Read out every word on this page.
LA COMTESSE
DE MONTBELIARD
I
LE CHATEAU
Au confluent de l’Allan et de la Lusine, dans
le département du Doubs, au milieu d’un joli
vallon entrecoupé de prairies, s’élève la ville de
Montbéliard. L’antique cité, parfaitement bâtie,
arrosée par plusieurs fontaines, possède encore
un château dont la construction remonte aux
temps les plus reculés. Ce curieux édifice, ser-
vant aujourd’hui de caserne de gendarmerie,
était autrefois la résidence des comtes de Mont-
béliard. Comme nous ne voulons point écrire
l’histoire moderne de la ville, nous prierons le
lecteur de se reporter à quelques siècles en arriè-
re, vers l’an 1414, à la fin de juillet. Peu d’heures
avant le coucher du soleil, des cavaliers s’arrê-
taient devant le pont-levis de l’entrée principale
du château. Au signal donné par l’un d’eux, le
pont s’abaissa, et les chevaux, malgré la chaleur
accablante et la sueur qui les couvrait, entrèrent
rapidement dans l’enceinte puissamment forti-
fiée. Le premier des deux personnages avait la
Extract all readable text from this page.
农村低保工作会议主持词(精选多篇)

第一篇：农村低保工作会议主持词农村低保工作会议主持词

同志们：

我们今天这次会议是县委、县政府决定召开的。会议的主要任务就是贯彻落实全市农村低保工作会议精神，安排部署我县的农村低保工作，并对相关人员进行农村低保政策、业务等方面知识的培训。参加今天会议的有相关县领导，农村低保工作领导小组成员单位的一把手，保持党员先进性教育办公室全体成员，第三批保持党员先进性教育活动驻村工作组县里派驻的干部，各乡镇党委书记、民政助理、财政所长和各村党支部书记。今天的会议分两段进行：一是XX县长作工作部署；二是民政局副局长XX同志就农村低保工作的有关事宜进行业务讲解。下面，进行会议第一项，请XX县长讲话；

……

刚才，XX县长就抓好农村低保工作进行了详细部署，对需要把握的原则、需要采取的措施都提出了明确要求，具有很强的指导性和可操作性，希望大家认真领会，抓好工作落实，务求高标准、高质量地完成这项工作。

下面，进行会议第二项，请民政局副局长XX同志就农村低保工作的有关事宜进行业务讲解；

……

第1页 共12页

+ + + + +

• The exercise
The word "dans" may turn up on some lines of these records; say how many, with no other words.

• Answer to this exercise
2